◆ **AIM**
Return the records, each one exactly as written.

◆ **INPUT**
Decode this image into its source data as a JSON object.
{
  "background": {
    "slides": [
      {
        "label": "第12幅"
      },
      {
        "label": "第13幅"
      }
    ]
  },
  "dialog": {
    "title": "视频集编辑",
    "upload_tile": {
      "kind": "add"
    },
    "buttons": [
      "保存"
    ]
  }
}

◆ **FINAL ANSWER**
Decode this image into its source data as a JSON object.
{
  "background": {
    "slides": [
      {
        "label": "第12幅"
      },
      {
        "label": "第13幅"
      }
    ]
  },
  "dialog": {
    "title": "视频集编辑",
    "upload_tile": {
      "kind": "add"
    },
    "buttons": [
      "保存"
    ]
  }
}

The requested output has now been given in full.